◆ **Work to do**: Leave out every picture, and return exactly the lines from the line containing "Read out every word on this page." through the end of the records below, both inclusive.

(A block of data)
▬▬▬▬▬▬

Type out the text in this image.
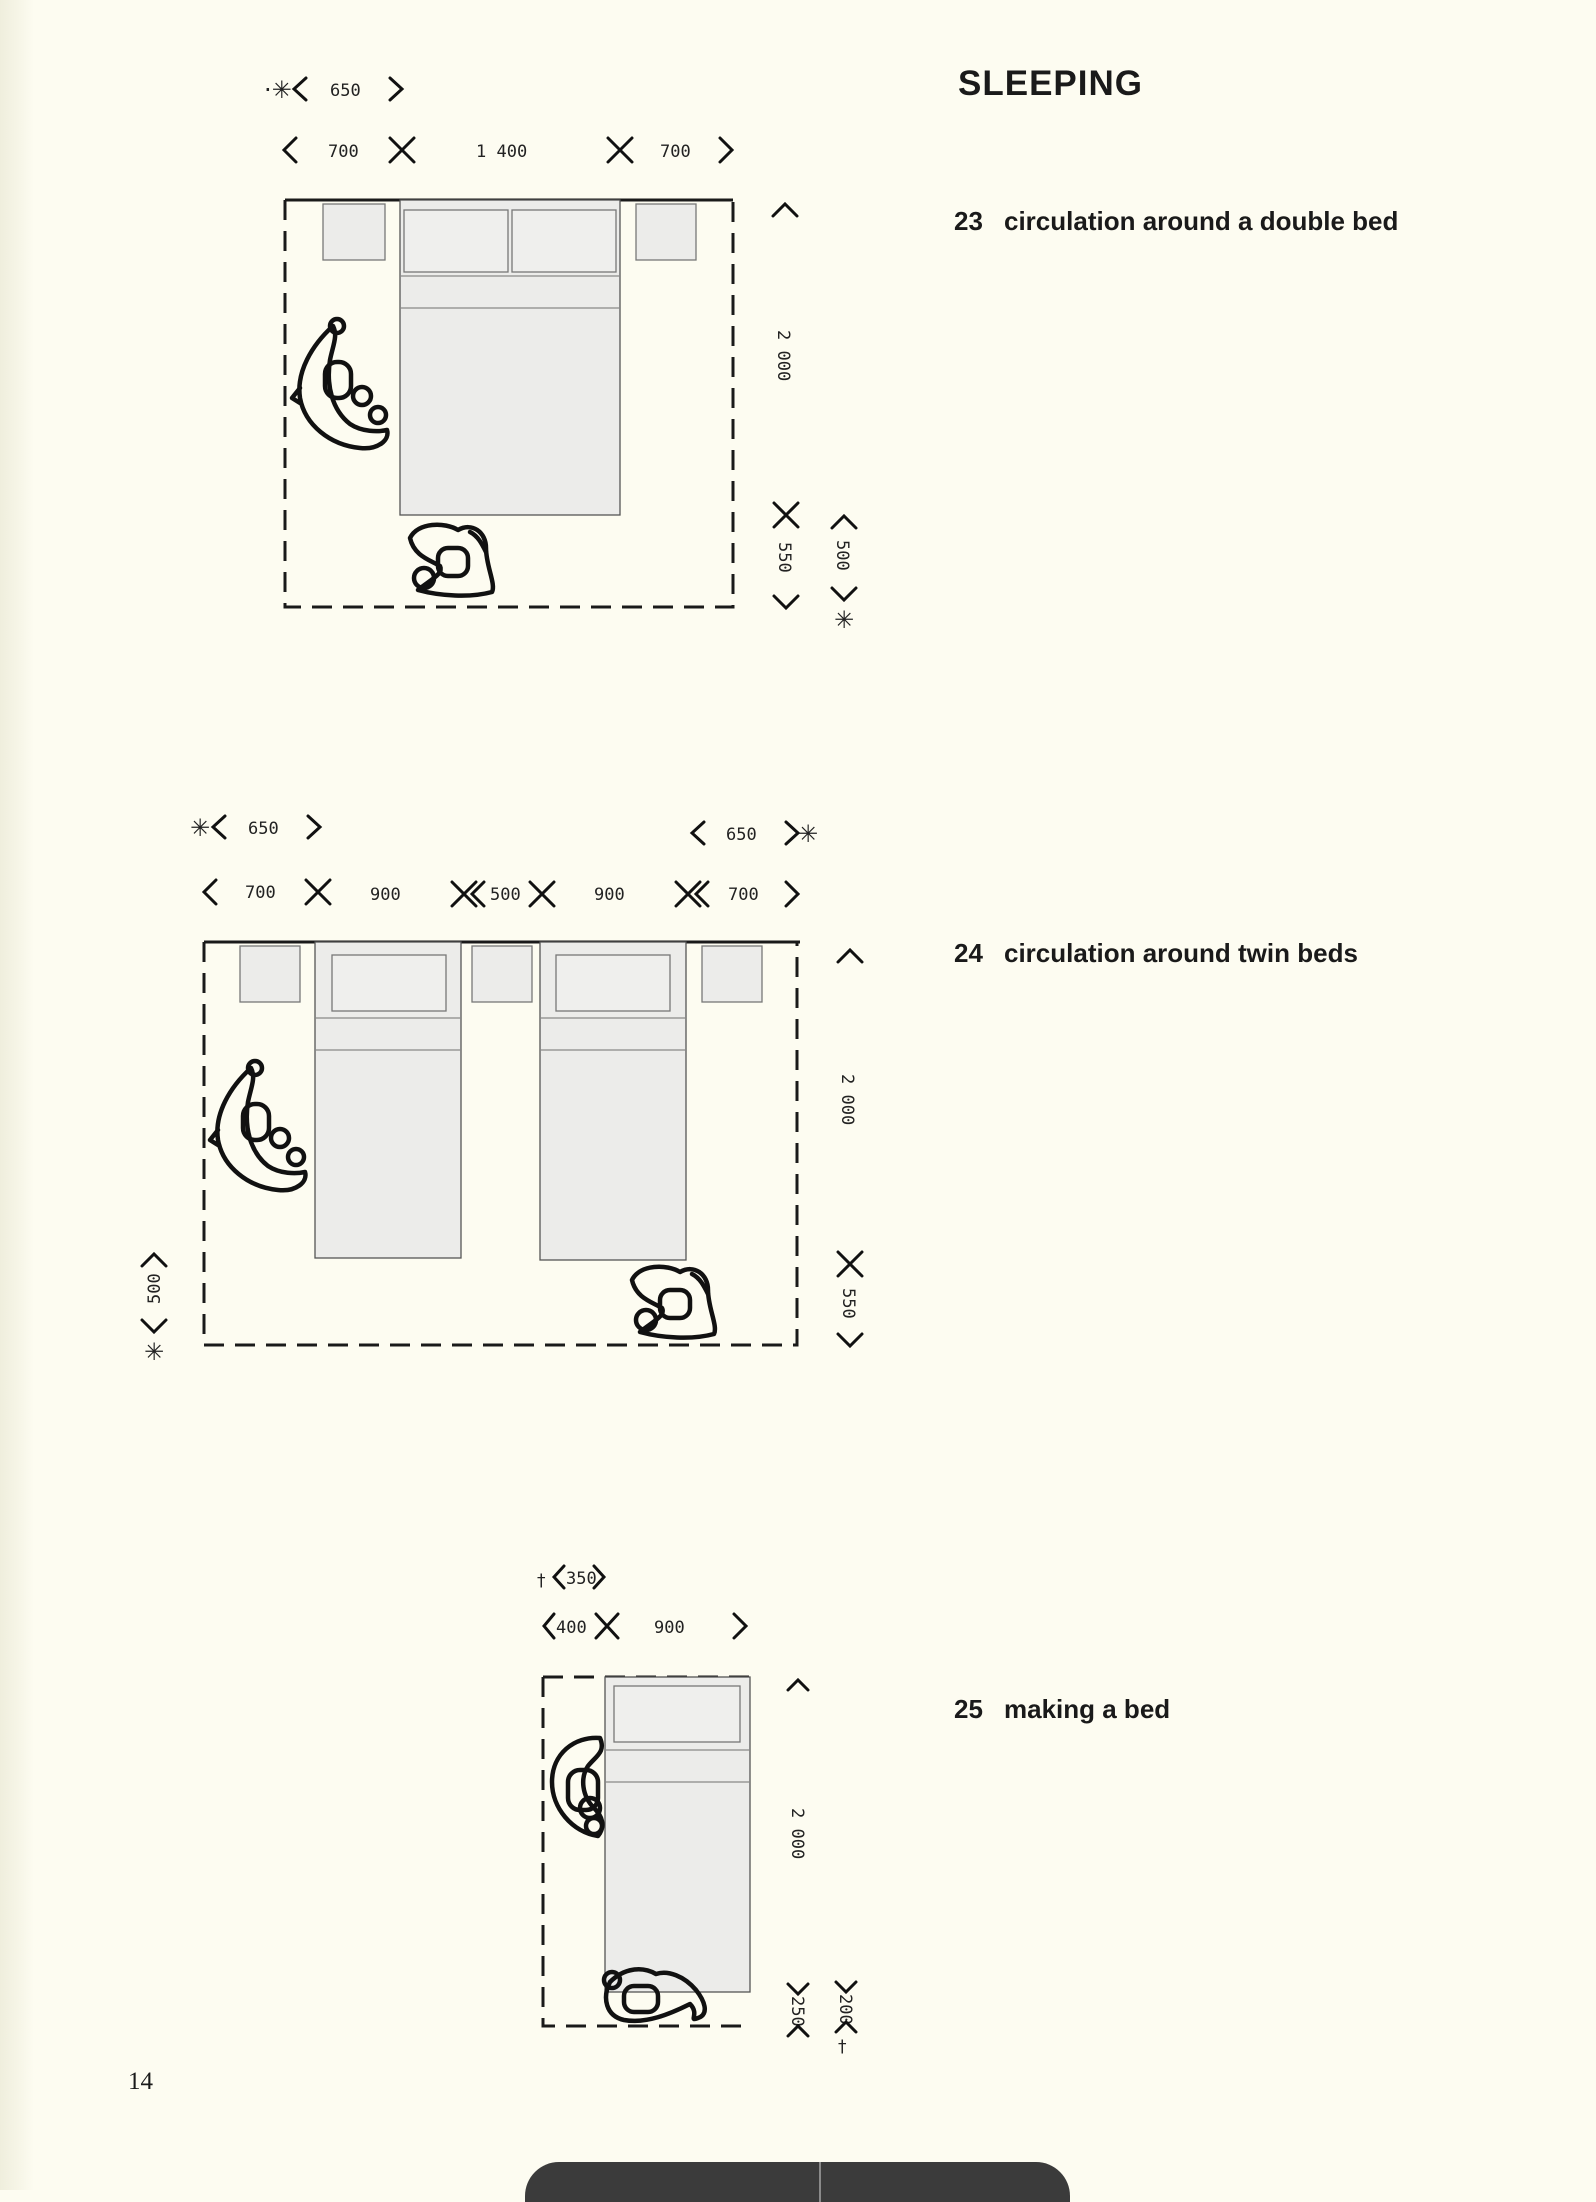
SLEEPING
23 circulation around a double bed
24 circulation around twin beds
25 making a bed
·✳ 650
700	1 400	700
2 000
550 500
✳
✳ 650	650 ✳
700	900	500	900	700
2 000
550
500
✳
† 350
400	900
2 000
250 200
†
14
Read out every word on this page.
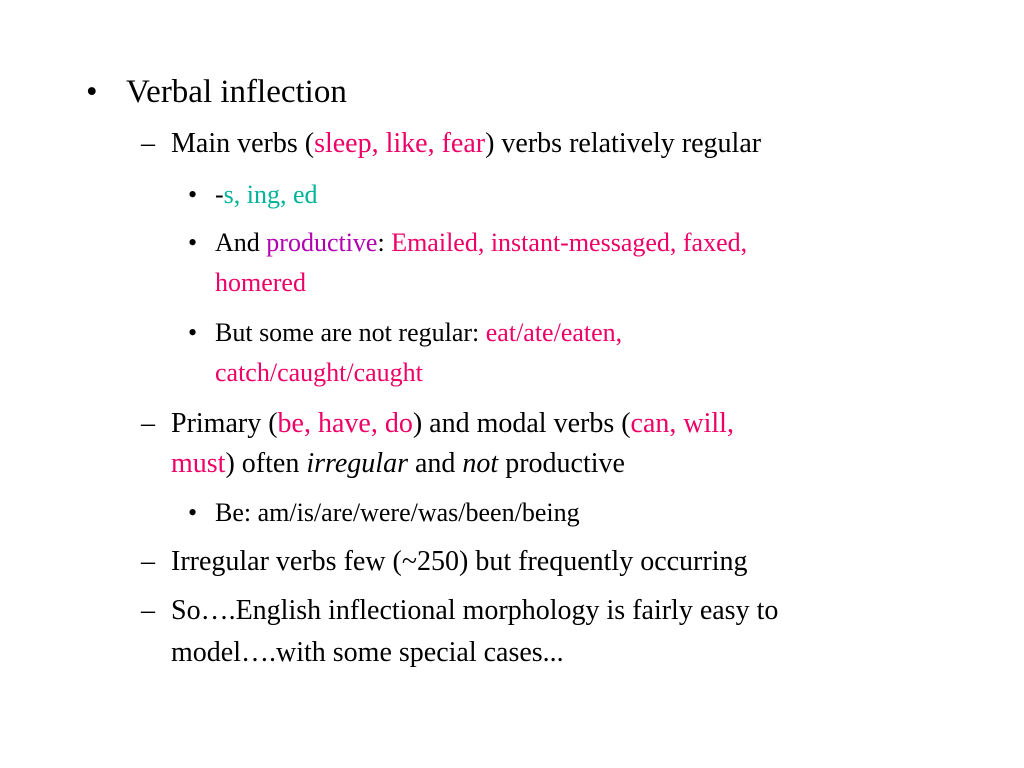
• Verbal inflection
– Main verbs (sleep, like, fear) verbs relatively regular
• -s, ing, ed
• And productive: Emailed, instant-messaged, faxed,
homered
• But some are not regular: eat/ate/eaten,
catch/caught/caught
– Primary (be, have, do) and modal verbs (can, will,
must) often irregular and not productive
• Be: am/is/are/were/was/been/being
– Irregular verbs few (~250) but frequently occurring
– So….English inflectional morphology is fairly easy to
model….with some special cases...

▬▬▬▬▬▬

◆ **Solution to this task**:
Read out every word on this page.
• Verbal inflection
– Main verbs (sleep, like, fear) verbs relatively regular
• -s, ing, ed
• And productive: Emailed, instant-messaged, faxed,
homered
• But some are not regular: eat/ate/eaten,
catch/caught/caught
– Primary (be, have, do) and modal verbs (can, will,
must) often irregular and not productive
• Be: am/is/are/were/was/been/being
– Irregular verbs few (~250) but frequently occurring
– So….English inflectional morphology is fairly easy to
model….with some special cases...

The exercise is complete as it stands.